Exercise aim:
Scan the following material for the string "this" and copy each line in which it appears.

Input material:
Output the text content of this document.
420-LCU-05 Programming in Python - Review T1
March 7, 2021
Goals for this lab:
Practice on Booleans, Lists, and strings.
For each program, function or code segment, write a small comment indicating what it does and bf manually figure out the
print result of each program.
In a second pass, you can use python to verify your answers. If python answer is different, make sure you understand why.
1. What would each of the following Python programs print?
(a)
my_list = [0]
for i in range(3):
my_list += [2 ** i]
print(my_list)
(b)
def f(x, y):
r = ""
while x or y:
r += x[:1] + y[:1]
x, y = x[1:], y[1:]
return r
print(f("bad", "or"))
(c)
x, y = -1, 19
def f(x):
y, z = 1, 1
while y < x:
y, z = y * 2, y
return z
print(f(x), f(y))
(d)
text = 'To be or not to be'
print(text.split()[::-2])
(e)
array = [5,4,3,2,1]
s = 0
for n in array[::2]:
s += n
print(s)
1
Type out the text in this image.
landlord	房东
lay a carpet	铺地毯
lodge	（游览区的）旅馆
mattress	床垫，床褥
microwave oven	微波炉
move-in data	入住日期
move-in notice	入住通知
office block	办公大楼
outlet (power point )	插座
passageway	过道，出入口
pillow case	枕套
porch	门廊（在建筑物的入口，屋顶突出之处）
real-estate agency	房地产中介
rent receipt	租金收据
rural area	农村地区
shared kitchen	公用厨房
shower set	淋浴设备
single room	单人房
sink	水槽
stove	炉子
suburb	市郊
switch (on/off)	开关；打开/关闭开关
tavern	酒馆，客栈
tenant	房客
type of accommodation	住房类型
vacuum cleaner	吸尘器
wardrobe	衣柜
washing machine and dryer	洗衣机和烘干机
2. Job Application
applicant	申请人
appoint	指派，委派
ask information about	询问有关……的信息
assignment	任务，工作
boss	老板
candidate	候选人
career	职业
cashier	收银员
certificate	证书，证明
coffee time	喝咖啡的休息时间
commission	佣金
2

Finished exercise:
Output the text content of this document.
Goals for this lab:
Type out the text in this image.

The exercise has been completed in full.